━━ Given records
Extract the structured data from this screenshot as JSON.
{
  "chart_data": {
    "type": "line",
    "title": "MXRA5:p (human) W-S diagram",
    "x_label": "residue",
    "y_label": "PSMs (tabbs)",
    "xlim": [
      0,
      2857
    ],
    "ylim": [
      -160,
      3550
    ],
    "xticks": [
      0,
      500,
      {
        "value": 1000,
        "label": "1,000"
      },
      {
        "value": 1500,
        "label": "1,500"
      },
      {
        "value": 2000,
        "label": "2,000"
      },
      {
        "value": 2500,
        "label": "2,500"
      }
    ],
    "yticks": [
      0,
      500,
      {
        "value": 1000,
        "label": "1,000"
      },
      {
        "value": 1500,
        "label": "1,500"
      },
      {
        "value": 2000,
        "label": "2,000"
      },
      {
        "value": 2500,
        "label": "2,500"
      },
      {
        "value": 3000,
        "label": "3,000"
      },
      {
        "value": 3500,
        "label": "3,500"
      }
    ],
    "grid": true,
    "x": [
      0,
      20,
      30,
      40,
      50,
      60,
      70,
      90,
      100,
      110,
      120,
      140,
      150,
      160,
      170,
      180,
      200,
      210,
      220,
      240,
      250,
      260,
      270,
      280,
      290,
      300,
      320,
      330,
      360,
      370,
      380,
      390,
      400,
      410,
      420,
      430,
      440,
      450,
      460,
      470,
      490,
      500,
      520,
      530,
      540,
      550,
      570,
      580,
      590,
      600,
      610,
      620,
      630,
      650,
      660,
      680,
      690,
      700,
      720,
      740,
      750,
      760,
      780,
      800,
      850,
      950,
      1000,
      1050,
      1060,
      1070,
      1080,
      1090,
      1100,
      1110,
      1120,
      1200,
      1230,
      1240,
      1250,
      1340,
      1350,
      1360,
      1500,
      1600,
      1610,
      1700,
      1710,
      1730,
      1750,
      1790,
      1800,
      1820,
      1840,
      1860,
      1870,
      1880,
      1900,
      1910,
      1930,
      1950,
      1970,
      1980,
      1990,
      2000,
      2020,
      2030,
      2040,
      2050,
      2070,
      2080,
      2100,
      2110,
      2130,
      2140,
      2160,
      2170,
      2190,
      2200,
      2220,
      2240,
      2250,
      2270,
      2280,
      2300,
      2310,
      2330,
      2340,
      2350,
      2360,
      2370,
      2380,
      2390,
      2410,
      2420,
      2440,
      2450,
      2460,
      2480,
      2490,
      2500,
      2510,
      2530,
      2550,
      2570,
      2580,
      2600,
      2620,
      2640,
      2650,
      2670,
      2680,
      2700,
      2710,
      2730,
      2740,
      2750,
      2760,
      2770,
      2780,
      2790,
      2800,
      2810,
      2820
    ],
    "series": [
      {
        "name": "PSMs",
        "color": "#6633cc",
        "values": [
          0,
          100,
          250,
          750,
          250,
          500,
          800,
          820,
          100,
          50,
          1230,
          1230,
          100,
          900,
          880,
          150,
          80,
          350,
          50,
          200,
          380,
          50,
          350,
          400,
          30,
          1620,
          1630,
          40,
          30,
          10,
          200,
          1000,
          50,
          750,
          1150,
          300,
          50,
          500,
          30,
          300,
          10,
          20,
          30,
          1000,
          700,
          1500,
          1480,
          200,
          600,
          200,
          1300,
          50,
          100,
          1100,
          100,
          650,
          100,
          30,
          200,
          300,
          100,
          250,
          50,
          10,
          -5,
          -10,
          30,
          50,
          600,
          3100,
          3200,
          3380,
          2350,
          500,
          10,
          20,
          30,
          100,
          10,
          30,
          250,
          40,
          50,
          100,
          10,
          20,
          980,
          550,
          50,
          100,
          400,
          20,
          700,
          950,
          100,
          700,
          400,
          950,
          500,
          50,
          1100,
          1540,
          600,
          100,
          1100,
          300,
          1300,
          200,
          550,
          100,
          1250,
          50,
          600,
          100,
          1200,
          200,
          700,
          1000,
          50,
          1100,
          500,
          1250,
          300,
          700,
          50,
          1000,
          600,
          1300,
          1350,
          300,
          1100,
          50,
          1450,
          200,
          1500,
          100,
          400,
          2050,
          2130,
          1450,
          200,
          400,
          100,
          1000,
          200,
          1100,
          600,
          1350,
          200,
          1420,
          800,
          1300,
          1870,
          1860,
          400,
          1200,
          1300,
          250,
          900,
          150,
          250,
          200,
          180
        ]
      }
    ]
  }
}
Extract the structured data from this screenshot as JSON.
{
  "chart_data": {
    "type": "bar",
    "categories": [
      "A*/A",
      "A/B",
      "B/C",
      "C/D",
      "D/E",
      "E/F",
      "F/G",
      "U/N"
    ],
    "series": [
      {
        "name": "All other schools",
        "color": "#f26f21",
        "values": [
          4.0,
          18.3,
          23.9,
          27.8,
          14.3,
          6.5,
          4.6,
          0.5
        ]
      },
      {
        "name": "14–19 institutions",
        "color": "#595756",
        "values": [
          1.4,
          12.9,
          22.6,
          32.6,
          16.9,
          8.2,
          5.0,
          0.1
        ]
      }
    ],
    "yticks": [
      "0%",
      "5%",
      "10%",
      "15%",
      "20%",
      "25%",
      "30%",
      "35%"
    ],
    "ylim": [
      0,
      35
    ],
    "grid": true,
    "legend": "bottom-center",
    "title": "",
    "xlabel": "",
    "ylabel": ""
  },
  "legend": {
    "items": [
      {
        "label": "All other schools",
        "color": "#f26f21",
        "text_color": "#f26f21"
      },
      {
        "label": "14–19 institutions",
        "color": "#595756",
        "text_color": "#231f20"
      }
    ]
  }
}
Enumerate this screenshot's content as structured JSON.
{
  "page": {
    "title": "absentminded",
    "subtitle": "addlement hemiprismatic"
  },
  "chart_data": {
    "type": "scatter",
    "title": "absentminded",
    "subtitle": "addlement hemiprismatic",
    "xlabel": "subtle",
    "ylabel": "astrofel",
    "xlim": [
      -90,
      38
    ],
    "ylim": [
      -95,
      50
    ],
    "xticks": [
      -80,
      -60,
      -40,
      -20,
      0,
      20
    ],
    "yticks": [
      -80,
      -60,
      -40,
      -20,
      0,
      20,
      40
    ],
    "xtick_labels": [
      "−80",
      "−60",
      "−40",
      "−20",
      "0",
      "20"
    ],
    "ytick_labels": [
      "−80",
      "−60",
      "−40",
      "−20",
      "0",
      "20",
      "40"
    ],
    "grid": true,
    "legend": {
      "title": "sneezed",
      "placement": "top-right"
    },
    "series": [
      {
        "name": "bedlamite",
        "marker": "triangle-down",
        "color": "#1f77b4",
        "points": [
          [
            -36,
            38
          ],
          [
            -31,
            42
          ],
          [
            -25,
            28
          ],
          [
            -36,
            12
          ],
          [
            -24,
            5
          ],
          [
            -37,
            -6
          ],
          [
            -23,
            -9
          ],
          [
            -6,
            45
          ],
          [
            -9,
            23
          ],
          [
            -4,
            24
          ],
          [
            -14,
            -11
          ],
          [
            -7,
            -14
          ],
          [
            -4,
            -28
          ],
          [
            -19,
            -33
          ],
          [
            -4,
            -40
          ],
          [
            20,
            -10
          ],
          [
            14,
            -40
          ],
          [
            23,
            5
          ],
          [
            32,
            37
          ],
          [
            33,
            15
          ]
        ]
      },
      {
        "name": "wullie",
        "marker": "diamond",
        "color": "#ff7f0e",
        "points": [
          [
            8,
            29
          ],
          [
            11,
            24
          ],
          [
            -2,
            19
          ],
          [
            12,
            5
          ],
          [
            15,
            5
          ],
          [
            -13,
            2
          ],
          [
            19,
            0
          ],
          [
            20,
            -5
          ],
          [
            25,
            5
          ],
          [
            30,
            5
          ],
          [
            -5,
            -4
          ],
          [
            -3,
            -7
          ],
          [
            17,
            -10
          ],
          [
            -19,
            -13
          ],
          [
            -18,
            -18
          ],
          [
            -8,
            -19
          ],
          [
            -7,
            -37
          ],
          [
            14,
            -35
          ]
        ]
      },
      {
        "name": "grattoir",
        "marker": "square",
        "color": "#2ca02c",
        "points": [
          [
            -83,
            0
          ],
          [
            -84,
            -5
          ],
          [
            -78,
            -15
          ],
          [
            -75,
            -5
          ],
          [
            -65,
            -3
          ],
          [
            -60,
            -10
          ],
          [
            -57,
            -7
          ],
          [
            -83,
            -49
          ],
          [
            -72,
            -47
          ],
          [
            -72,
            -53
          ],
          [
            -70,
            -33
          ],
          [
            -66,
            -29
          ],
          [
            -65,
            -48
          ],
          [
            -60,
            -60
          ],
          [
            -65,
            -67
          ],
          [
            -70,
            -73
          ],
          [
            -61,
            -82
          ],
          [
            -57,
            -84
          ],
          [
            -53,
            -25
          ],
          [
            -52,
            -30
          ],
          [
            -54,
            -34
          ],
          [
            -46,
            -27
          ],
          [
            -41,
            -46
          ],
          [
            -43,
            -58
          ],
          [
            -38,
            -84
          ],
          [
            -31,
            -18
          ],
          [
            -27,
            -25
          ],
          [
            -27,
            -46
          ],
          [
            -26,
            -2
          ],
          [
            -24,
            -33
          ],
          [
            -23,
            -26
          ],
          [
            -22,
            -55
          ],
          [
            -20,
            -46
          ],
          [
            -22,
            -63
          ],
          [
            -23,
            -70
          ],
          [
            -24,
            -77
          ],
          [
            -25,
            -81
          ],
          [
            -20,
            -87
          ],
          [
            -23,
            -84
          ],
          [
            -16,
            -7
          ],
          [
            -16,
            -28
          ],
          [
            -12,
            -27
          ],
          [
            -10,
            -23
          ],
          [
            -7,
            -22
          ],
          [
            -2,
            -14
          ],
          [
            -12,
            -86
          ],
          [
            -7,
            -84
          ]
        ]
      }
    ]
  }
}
━━━━
Task to carry out ▸
Pick out all the lines with the word "other" in them and copy them.

Solution to the problem ▸
        "name": "All other schools",
        "label": "All other schools",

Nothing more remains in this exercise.